§ Work to do: Starting at the top of the records and stopping after the line that contains "thumbnail-title: 名医 [357,766,425,806]", rewrite those lines with "program-title" changed to "show-title" and everything else left as is.

§ Excerpted data:
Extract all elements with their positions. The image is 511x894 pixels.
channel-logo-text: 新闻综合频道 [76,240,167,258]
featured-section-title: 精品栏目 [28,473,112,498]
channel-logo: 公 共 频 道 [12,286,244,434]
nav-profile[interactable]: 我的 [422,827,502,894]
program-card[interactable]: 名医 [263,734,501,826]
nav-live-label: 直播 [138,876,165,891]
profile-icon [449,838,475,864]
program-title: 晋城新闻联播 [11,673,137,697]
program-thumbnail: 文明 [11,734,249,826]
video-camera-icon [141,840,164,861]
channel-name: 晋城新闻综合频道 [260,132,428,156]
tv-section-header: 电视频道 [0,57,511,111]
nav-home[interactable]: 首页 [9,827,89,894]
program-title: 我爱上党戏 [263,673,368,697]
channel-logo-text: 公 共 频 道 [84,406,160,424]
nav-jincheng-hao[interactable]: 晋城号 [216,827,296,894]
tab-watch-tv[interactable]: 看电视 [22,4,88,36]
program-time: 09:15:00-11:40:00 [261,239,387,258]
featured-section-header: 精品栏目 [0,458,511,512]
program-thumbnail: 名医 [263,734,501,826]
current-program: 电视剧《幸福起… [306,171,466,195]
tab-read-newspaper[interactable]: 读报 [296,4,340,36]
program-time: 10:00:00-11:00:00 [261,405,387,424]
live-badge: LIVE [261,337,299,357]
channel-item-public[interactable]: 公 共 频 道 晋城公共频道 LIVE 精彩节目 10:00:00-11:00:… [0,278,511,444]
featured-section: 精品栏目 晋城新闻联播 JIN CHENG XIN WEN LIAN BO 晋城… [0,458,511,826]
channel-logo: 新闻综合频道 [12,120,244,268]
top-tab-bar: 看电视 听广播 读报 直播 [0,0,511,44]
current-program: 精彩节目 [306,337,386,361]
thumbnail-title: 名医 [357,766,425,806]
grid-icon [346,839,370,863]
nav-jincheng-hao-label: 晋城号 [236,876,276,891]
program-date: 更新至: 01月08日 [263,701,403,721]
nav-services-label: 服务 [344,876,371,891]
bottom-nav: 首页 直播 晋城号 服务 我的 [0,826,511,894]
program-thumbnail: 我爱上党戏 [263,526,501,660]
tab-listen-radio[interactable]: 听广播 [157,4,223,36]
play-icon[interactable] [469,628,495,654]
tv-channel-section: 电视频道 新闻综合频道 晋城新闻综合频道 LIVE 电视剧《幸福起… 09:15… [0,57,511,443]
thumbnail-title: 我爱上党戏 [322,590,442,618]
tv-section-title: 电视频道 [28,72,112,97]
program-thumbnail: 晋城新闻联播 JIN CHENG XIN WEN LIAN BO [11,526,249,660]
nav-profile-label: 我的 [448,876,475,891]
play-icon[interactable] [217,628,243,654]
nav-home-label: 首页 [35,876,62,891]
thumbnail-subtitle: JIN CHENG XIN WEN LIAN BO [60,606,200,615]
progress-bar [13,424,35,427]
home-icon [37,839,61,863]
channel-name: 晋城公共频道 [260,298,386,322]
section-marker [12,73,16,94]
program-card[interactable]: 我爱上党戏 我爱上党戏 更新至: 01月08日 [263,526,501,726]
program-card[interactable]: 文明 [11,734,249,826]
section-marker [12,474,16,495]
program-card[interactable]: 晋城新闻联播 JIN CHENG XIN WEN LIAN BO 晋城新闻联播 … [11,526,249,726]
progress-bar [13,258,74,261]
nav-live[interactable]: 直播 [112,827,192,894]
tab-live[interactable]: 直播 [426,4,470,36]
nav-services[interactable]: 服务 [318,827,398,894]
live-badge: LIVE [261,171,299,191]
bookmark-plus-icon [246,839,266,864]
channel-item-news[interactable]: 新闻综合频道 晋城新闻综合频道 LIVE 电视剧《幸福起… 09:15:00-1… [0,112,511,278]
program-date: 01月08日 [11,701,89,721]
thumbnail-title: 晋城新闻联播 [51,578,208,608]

§ Solved exercise:
Extract all elements with their positions. The image is 511x894 pixels.
channel-logo-text: 新闻综合频道 [76,240,167,258]
featured-section-title: 精品栏目 [28,473,112,498]
channel-logo: 公 共 频 道 [12,286,244,434]
nav-profile[interactable]: 我的 [422,827,502,894]
program-card[interactable]: 名医 [263,734,501,826]
nav-live-label: 直播 [138,876,165,891]
profile-icon [449,838,475,864]
show-title: 晋城新闻联播 [11,673,137,697]
program-thumbnail: 文明 [11,734,249,826]
video-camera-icon [141,840,164,861]
channel-name: 晋城新闻综合频道 [260,132,428,156]
tv-section-header: 电视频道 [0,57,511,111]
nav-home[interactable]: 首页 [9,827,89,894]
show-title: 我爱上党戏 [263,673,368,697]
channel-logo-text: 公 共 频 道 [84,406,160,424]
nav-jincheng-hao[interactable]: 晋城号 [216,827,296,894]
tab-watch-tv[interactable]: 看电视 [22,4,88,36]
program-time: 09:15:00-11:40:00 [261,239,387,258]
featured-section-header: 精品栏目 [0,458,511,512]
program-thumbnail: 名医 [263,734,501,826]
current-program: 电视剧《幸福起… [306,171,466,195]
tab-read-newspaper[interactable]: 读报 [296,4,340,36]
program-time: 10:00:00-11:00:00 [261,405,387,424]
live-badge: LIVE [261,337,299,357]
channel-item-public[interactable]: 公 共 频 道 晋城公共频道 LIVE 精彩节目 10:00:00-11:00:… [0,278,511,444]
featured-section: 精品栏目 晋城新闻联播 JIN CHENG XIN WEN LIAN BO 晋城… [0,458,511,826]
channel-logo: 新闻综合频道 [12,120,244,268]
top-tab-bar: 看电视 听广播 读报 直播 [0,0,511,44]
current-program: 精彩节目 [306,337,386,361]
thumbnail-title: 名医 [357,766,425,806]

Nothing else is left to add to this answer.